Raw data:
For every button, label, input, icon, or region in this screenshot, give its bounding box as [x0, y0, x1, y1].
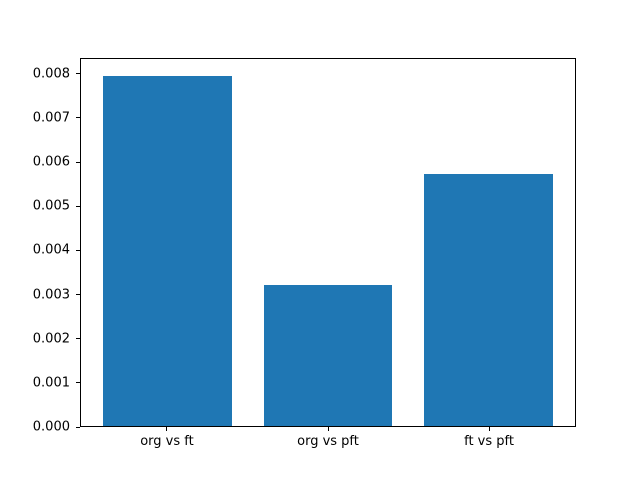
y-tick-mark — [76, 249, 80, 251]
y-tick-label: 0.002 — [32, 331, 70, 347]
y-tick-mark — [76, 73, 80, 75]
bar-org-vs-ft — [103, 76, 232, 426]
y-tick-label: 0.007 — [32, 110, 70, 126]
plot-area — [80, 58, 576, 427]
bar-ft-vs-pft — [424, 174, 553, 426]
bar-org-vs-pft — [263, 284, 393, 426]
y-tick-mark — [76, 382, 80, 384]
y-tick-label: 0.001 — [32, 375, 70, 391]
y-tick-label: 0.008 — [32, 66, 70, 82]
x-tick-mark — [488, 427, 490, 431]
y-tick-mark — [76, 117, 80, 119]
x-tick-mark — [327, 427, 329, 431]
y-tick-label: 0.000 — [32, 419, 70, 435]
y-tick-label: 0.006 — [32, 154, 70, 170]
y-tick-label: 0.004 — [32, 242, 70, 258]
y-tick-mark — [76, 205, 80, 207]
x-tick-label: ft vs pft — [464, 434, 514, 449]
x-tick-label: org vs pft — [297, 434, 359, 449]
y-tick-mark — [76, 294, 80, 296]
y-tick-label: 0.005 — [32, 198, 70, 214]
y-tick-mark — [76, 338, 80, 340]
x-tick-mark — [166, 427, 168, 431]
y-tick-label: 0.003 — [32, 287, 70, 303]
x-tick-label: org vs ft — [140, 434, 194, 449]
y-tick-mark — [76, 161, 80, 163]
y-tick-mark — [76, 426, 80, 428]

■ Job: Copy all of the data above line for line with no changes, and leave out the pictures.

■ Task result:
For every button, label, input, icon, or region in this screenshot, give its bounding box as [x0, y0, x1, y1].
y-tick-mark — [76, 249, 80, 251]
y-tick-label: 0.002 — [32, 331, 70, 347]
y-tick-mark — [76, 73, 80, 75]
bar-org-vs-ft — [103, 76, 232, 426]
y-tick-label: 0.007 — [32, 110, 70, 126]
plot-area — [80, 58, 576, 427]
bar-ft-vs-pft — [424, 174, 553, 426]
bar-org-vs-pft — [263, 284, 393, 426]
y-tick-mark — [76, 382, 80, 384]
y-tick-label: 0.001 — [32, 375, 70, 391]
y-tick-label: 0.008 — [32, 66, 70, 82]
x-tick-mark — [488, 427, 490, 431]
y-tick-mark — [76, 117, 80, 119]
x-tick-mark — [327, 427, 329, 431]
y-tick-label: 0.000 — [32, 419, 70, 435]
y-tick-label: 0.006 — [32, 154, 70, 170]
y-tick-label: 0.004 — [32, 242, 70, 258]
y-tick-mark — [76, 205, 80, 207]
x-tick-label: ft vs pft — [464, 434, 514, 449]
x-tick-label: org vs pft — [297, 434, 359, 449]
y-tick-mark — [76, 294, 80, 296]
y-tick-label: 0.005 — [32, 198, 70, 214]
y-tick-mark — [76, 338, 80, 340]
x-tick-mark — [166, 427, 168, 431]
y-tick-label: 0.003 — [32, 287, 70, 303]
x-tick-label: org vs ft — [140, 434, 194, 449]
y-tick-mark — [76, 161, 80, 163]
y-tick-mark — [76, 426, 80, 428]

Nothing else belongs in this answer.